Element location listings:
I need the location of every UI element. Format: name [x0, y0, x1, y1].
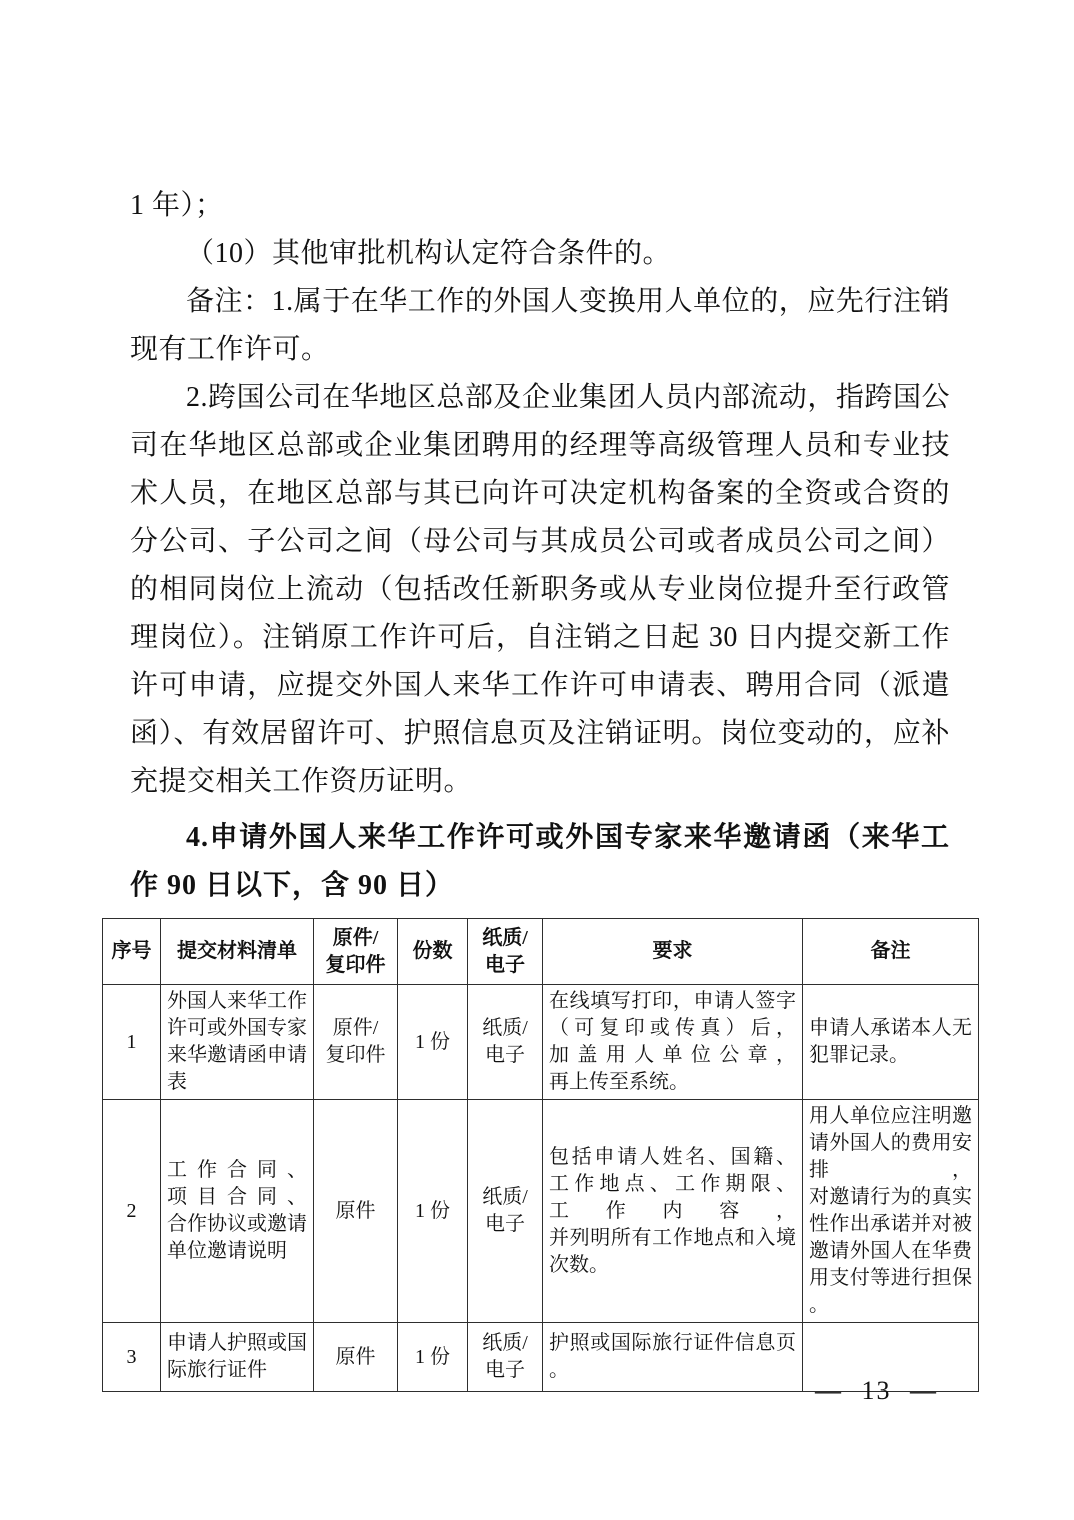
- cell-materials: 申请人护照或国际旅行证件: [161, 1323, 314, 1392]
- cell-remarks: 申请人承诺本人无犯罪记录。: [803, 985, 979, 1100]
- paragraph-item-10: （10）其他审批机构认定符合条件的。: [130, 230, 950, 278]
- document-page: 1 年）； （10）其他审批机构认定符合条件的。 备注：1.属于在华工作的外国人…: [0, 0, 1074, 1520]
- cell-requirements: 包括申请人姓名、国籍、工作地点、工作期限、工作内容，并列明所有工作地点和入境次数…: [543, 1100, 803, 1323]
- cell-materials: 外国人来华工作许可或外国专家来华邀请函申请表: [161, 985, 314, 1100]
- paragraph-remark-2: 2.跨国公司在华地区总部及企业集团人员内部流动，指跨国公司在华地区总部或企业集团…: [130, 374, 950, 806]
- col-header-seq: 序号: [103, 919, 161, 985]
- col-header-requirements: 要求: [543, 919, 803, 985]
- cell-paper-electronic: 纸质/​电子: [468, 1100, 543, 1323]
- cell-seq: 2: [103, 1100, 161, 1323]
- cell-remarks: 用人单位应注明邀请外国人的费用安排，对邀请行为的真实性作出承诺并对被邀请外国人在…: [803, 1100, 979, 1323]
- section-heading: 4.申请外国人来华工作许可或外国专家来华邀请函（来华工作 90 日以下，含 90…: [130, 814, 950, 910]
- col-header-remarks: 备注: [803, 919, 979, 985]
- cell-count: 1 份: [398, 985, 468, 1100]
- table-header-row: 序号 提交材料清单 原件/​复印件 份数 纸质/​电子 要求 备注: [103, 919, 979, 985]
- table-row: 1 外国人来华工作许可或外国专家来华邀请函申请表 原件/​复印件 1 份 纸质/…: [103, 985, 979, 1100]
- col-header-materials: 提交材料清单: [161, 919, 314, 985]
- cell-seq: 1: [103, 985, 161, 1100]
- col-header-original-copy: 原件/​复印件: [314, 919, 398, 985]
- cell-count: 1 份: [398, 1100, 468, 1323]
- paragraph-remark-1: 备注：1.属于在华工作的外国人变换用人单位的，应先行注销现有工作许可。: [130, 278, 950, 374]
- body-text-block: 1 年）； （10）其他审批机构认定符合条件的。 备注：1.属于在华工作的外国人…: [130, 182, 950, 910]
- materials-table: 序号 提交材料清单 原件/​复印件 份数 纸质/​电子 要求 备注 1 外国人来…: [102, 918, 979, 1392]
- col-header-count: 份数: [398, 919, 468, 985]
- table-row: 2 工作合同、项目合同、合作协议或邀请单位邀请说明 原件 1 份 纸质/​电子 …: [103, 1100, 979, 1323]
- cell-paper-electronic: 纸质/​电子: [468, 1323, 543, 1392]
- cell-requirements: 在线填写打印，申请人签字（可复印或传真）后，加盖用人单位公章，再上传至系统。: [543, 985, 803, 1100]
- cell-original-copy: 原件/​复印件: [314, 985, 398, 1100]
- cell-seq: 3: [103, 1323, 161, 1392]
- cell-original-copy: 原件: [314, 1323, 398, 1392]
- cell-requirements: 护照或国际旅行证件信息页。: [543, 1323, 803, 1392]
- cell-original-copy: 原件: [314, 1100, 398, 1323]
- cell-materials: 工作合同、项目合同、合作协议或邀请单位邀请说明: [161, 1100, 314, 1323]
- cell-paper-electronic: 纸质/​电子: [468, 985, 543, 1100]
- paragraph-continuation: 1 年）；: [130, 182, 950, 230]
- page-number: — 13 —: [815, 1376, 938, 1406]
- cell-count: 1 份: [398, 1323, 468, 1392]
- col-header-paper-electronic: 纸质/​电子: [468, 919, 543, 985]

> _WHAT IS NEEDED_: Can you reproduce the entries above word for word, omitting the pictures?

> _TASK SOLUTION_:
I need the location of every UI element. Format: name [x0, y0, x1, y1].
- cell-materials: 申请人护照或国际旅行证件: [161, 1323, 314, 1392]
- cell-remarks: 申请人承诺本人无犯罪记录。: [803, 985, 979, 1100]
- paragraph-item-10: （10）其他审批机构认定符合条件的。: [130, 230, 950, 278]
- document-page: 1 年）； （10）其他审批机构认定符合条件的。 备注：1.属于在华工作的外国人…: [0, 0, 1074, 1520]
- cell-requirements: 包括申请人姓名、国籍、工作地点、工作期限、工作内容，并列明所有工作地点和入境次数…: [543, 1100, 803, 1323]
- cell-materials: 外国人来华工作许可或外国专家来华邀请函申请表: [161, 985, 314, 1100]
- paragraph-remark-2: 2.跨国公司在华地区总部及企业集团人员内部流动，指跨国公司在华地区总部或企业集团…: [130, 374, 950, 806]
- col-header-seq: 序号: [103, 919, 161, 985]
- col-header-requirements: 要求: [543, 919, 803, 985]
- cell-paper-electronic: 纸质/​电子: [468, 1100, 543, 1323]
- cell-seq: 2: [103, 1100, 161, 1323]
- cell-remarks: 用人单位应注明邀请外国人的费用安排，对邀请行为的真实性作出承诺并对被邀请外国人在…: [803, 1100, 979, 1323]
- section-heading: 4.申请外国人来华工作许可或外国专家来华邀请函（来华工作 90 日以下，含 90…: [130, 814, 950, 910]
- col-header-remarks: 备注: [803, 919, 979, 985]
- cell-count: 1 份: [398, 985, 468, 1100]
- table-header-row: 序号 提交材料清单 原件/​复印件 份数 纸质/​电子 要求 备注: [103, 919, 979, 985]
- table-row: 1 外国人来华工作许可或外国专家来华邀请函申请表 原件/​复印件 1 份 纸质/…: [103, 985, 979, 1100]
- col-header-materials: 提交材料清单: [161, 919, 314, 985]
- cell-seq: 1: [103, 985, 161, 1100]
- col-header-original-copy: 原件/​复印件: [314, 919, 398, 985]
- cell-count: 1 份: [398, 1100, 468, 1323]
- paragraph-remark-1: 备注：1.属于在华工作的外国人变换用人单位的，应先行注销现有工作许可。: [130, 278, 950, 374]
- body-text-block: 1 年）； （10）其他审批机构认定符合条件的。 备注：1.属于在华工作的外国人…: [130, 182, 950, 910]
- materials-table: 序号 提交材料清单 原件/​复印件 份数 纸质/​电子 要求 备注 1 外国人来…: [102, 918, 979, 1392]
- col-header-count: 份数: [398, 919, 468, 985]
- table-row: 2 工作合同、项目合同、合作协议或邀请单位邀请说明 原件 1 份 纸质/​电子 …: [103, 1100, 979, 1323]
- cell-paper-electronic: 纸质/​电子: [468, 1323, 543, 1392]
- cell-requirements: 在线填写打印，申请人签字（可复印或传真）后，加盖用人单位公章，再上传至系统。: [543, 985, 803, 1100]
- cell-original-copy: 原件/​复印件: [314, 985, 398, 1100]
- cell-seq: 3: [103, 1323, 161, 1392]
- cell-original-copy: 原件: [314, 1323, 398, 1392]
- cell-requirements: 护照或国际旅行证件信息页。: [543, 1323, 803, 1392]
- cell-original-copy: 原件: [314, 1100, 398, 1323]
- cell-materials: 工作合同、项目合同、合作协议或邀请单位邀请说明: [161, 1100, 314, 1323]
- cell-paper-electronic: 纸质/​电子: [468, 985, 543, 1100]
- paragraph-continuation: 1 年）；: [130, 182, 950, 230]
- page-number: — 13 —: [815, 1376, 938, 1406]
- cell-count: 1 份: [398, 1323, 468, 1392]
- col-header-paper-electronic: 纸质/​电子: [468, 919, 543, 985]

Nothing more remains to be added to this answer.